• _Task to carry out_:
Transcribe the entries that follow, word for word.

• _Listing_:
(begin)
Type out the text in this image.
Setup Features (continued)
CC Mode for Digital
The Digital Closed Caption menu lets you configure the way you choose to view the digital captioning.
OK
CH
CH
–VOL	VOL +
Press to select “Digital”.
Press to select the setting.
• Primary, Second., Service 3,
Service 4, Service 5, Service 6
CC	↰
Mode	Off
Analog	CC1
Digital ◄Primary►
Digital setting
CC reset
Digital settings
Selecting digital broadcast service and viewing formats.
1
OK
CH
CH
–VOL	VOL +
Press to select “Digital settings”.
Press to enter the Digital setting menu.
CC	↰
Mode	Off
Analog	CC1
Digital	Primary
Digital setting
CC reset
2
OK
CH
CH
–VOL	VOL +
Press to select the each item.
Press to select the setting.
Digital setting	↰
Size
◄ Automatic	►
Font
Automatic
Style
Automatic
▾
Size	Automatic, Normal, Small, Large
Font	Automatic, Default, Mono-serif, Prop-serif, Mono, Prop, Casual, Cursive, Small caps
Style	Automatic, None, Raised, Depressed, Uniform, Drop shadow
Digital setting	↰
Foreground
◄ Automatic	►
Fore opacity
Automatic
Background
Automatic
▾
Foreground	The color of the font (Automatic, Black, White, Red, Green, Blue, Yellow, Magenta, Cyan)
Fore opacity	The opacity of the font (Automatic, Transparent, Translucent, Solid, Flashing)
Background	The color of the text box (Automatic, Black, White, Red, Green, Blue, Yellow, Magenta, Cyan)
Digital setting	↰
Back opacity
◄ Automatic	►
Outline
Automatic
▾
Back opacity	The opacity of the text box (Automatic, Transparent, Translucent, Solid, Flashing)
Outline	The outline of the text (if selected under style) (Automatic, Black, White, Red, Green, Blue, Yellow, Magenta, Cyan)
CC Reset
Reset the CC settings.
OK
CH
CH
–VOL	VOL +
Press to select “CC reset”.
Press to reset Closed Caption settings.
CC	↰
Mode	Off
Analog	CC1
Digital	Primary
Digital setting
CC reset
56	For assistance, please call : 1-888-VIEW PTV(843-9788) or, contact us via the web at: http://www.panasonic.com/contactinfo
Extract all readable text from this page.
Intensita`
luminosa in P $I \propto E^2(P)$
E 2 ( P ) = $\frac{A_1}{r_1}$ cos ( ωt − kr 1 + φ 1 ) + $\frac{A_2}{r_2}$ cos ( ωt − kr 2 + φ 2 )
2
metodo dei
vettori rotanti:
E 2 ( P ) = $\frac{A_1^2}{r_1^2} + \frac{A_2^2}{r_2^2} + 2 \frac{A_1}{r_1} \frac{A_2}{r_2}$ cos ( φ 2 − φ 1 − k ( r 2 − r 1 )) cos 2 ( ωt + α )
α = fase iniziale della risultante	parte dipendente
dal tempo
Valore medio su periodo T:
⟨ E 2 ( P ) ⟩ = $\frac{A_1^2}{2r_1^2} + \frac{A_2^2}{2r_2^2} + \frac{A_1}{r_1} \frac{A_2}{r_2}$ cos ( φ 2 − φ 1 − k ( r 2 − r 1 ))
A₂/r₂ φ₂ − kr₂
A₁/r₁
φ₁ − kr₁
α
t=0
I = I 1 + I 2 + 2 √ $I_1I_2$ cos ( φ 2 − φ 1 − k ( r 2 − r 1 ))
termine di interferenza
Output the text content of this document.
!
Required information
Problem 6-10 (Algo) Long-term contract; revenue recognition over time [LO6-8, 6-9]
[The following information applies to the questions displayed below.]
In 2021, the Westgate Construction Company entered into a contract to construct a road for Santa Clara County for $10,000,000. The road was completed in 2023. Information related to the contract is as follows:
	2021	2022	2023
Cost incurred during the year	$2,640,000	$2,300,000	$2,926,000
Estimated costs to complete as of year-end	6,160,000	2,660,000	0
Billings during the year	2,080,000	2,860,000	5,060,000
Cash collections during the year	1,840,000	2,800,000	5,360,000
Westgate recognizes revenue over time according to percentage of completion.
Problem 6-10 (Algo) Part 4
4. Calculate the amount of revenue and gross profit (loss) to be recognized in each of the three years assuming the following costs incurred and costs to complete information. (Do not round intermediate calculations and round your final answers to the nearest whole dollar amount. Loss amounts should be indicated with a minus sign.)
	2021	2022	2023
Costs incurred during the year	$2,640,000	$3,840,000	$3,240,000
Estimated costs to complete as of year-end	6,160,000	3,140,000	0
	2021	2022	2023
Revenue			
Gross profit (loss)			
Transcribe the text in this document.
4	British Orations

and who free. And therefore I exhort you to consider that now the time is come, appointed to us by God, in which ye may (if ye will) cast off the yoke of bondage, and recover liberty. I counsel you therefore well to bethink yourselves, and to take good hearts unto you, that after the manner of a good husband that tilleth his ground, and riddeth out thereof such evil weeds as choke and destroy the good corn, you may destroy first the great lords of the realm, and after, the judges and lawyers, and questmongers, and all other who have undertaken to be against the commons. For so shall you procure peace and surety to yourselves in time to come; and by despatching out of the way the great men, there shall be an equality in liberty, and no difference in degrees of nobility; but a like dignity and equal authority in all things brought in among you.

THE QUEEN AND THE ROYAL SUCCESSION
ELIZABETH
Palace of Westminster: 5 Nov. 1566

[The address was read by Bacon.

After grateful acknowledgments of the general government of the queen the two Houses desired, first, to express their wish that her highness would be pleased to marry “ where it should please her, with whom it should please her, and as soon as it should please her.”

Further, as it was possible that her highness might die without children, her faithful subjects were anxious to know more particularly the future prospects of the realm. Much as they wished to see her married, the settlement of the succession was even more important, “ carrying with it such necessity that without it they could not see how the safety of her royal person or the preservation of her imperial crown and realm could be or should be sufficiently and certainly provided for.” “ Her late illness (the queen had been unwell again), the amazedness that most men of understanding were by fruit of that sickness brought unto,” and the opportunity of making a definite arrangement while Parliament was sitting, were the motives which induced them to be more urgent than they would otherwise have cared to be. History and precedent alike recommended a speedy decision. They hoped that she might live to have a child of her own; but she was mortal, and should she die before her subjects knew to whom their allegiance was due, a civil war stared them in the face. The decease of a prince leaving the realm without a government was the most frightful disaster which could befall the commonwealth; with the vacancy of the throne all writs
(end)
• _Solution_:
Type out the text in this image.
Setup Features (continued)
CC Mode for Digital
The Digital Closed Caption menu lets you configure the way you choose to view the digital captioning.
OK
CH
CH
–VOL	VOL +
Press to select “Digital”.
Press to select the setting.
• Primary, Second., Service 3,
Service 4, Service 5, Service 6
CC	↰
Mode	Off
Analog	CC1
Digital ◄Primary►
Digital setting
CC reset
Digital settings
Selecting digital broadcast service and viewing formats.
1
OK
CH
CH
–VOL	VOL +
Press to select “Digital settings”.
Press to enter the Digital setting menu.
CC	↰
Mode	Off
Analog	CC1
Digital	Primary
Digital setting
CC reset
2
OK
CH
CH
–VOL	VOL +
Press to select the each item.
Press to select the setting.
Digital setting	↰
Size
◄ Automatic	►
Font
Automatic
Style
Automatic
▾
Size	Automatic, Normal, Small, Large
Font	Automatic, Default, Mono-serif, Prop-serif, Mono, Prop, Casual, Cursive, Small caps
Style	Automatic, None, Raised, Depressed, Uniform, Drop shadow
Digital setting	↰
Foreground
◄ Automatic	►
Fore opacity
Automatic
Background
Automatic
▾
Foreground	The color of the font (Automatic, Black, White, Red, Green, Blue, Yellow, Magenta, Cyan)
Fore opacity	The opacity of the font (Automatic, Transparent, Translucent, Solid, Flashing)
Background	The color of the text box (Automatic, Black, White, Red, Green, Blue, Yellow, Magenta, Cyan)
Digital setting	↰
Back opacity
◄ Automatic	►
Outline
Automatic
▾
Back opacity	The opacity of the text box (Automatic, Transparent, Translucent, Solid, Flashing)
Outline	The outline of the text (if selected under style) (Automatic, Black, White, Red, Green, Blue, Yellow, Magenta, Cyan)
CC Reset
Reset the CC settings.
OK
CH
CH
–VOL	VOL +
Press to select “CC reset”.
Press to reset Closed Caption settings.
CC	↰
Mode	Off
Analog	CC1
Digital	Primary
Digital setting
CC reset
56	For assistance, please call : 1-888-VIEW PTV(843-9788) or, contact us via the web at: http://www.panasonic.com/contactinfo
Extract all readable text from this page.
Intensita`
luminosa in P $I \propto E^2(P)$
E 2 ( P ) = $\frac{A_1}{r_1}$ cos ( ωt − kr 1 + φ 1 ) + $\frac{A_2}{r_2}$ cos ( ωt − kr 2 + φ 2 )
2
metodo dei
vettori rotanti:
E 2 ( P ) = $\frac{A_1^2}{r_1^2} + \frac{A_2^2}{r_2^2} + 2 \frac{A_1}{r_1} \frac{A_2}{r_2}$ cos ( φ 2 − φ 1 − k ( r 2 − r 1 )) cos 2 ( ωt + α )
α = fase iniziale della risultante	parte dipendente
dal tempo
Valore medio su periodo T:
⟨ E 2 ( P ) ⟩ = $\frac{A_1^2}{2r_1^2} + \frac{A_2^2}{2r_2^2} + \frac{A_1}{r_1} \frac{A_2}{r_2}$ cos ( φ 2 − φ 1 − k ( r 2 − r 1 ))
A₂/r₂ φ₂ − kr₂
A₁/r₁
φ₁ − kr₁
α
t=0
I = I 1 + I 2 + 2 √ $I_1I_2$ cos ( φ 2 − φ 1 − k ( r 2 − r 1 ))
termine di interferenza
Output the text content of this document.
!
Required information
Problem 6-10 (Algo) Long-term contract; revenue recognition over time [LO6-8, 6-9]
[The following information applies to the questions displayed below.]
In 2021, the Westgate Construction Company entered into a contract to construct a road for Santa Clara County for $10,000,000. The road was completed in 2023. Information related to the contract is as follows:
	2021	2022	2023
Cost incurred during the year	$2,640,000	$2,300,000	$2,926,000
Estimated costs to complete as of year-end	6,160,000	2,660,000	0
Billings during the year	2,080,000	2,860,000	5,060,000
Cash collections during the year	1,840,000	2,800,000	5,360,000
Westgate recognizes revenue over time according to percentage of completion.
Problem 6-10 (Algo) Part 4
4. Calculate the amount of revenue and gross profit (loss) to be recognized in each of the three years assuming the following costs incurred and costs to complete information. (Do not round intermediate calculations and round your final answers to the nearest whole dollar amount. Loss amounts should be indicated with a minus sign.)
	2021	2022	2023
Costs incurred during the year	$2,640,000	$3,840,000	$3,240,000
Estimated costs to complete as of year-end	6,160,000	3,140,000	0
	2021	2022	2023
Revenue			
Gross profit (loss)			
Transcribe the text in this document.
4	British Orations

and who free. And therefore I exhort you to consider that now the time is come, appointed to us by God, in which ye may (if ye will) cast off the yoke of bondage, and recover liberty. I counsel you therefore well to bethink yourselves, and to take good hearts unto you, that after the manner of a good husband that tilleth his ground, and riddeth out thereof such evil weeds as choke and destroy the good corn, you may destroy first the great lords of the realm, and after, the judges and lawyers, and questmongers, and all other who have undertaken to be against the commons. For so shall you procure peace and surety to yourselves in time to come; and by despatching out of the way the great men, there shall be an equality in liberty, and no difference in degrees of nobility; but a like dignity and equal authority in all things brought in among you.

THE QUEEN AND THE ROYAL SUCCESSION
ELIZABETH
Palace of Westminster: 5 Nov. 1566

[The address was read by Bacon.

After grateful acknowledgments of the general government of the queen the two Houses desired, first, to express their wish that her highness would be pleased to marry “ where it should please her, with whom it should please her, and as soon as it should please her.”

Further, as it was possible that her highness might die without children, her faithful subjects were anxious to know more particularly the future prospects of the realm. Much as they wished to see her married, the settlement of the succession was even more important, “ carrying with it such necessity that without it they could not see how the safety of her royal person or the preservation of her imperial crown and realm could be or should be sufficiently and certainly provided for.” “ Her late illness (the queen had been unwell again), the amazedness that most men of understanding were by fruit of that sickness brought unto,” and the opportunity of making a definite arrangement while Parliament was sitting, were the motives which induced them to be more urgent than they would otherwise have cared to be. History and precedent alike recommended a speedy decision. They hoped that she might live to have a child of her own; but she was mortal, and should she die before her subjects knew to whom their allegiance was due, a civil war stared them in the face. The decease of a prince leaving the realm without a government was the most frightful disaster which could befall the commonwealth; with the vacancy of the throne all writs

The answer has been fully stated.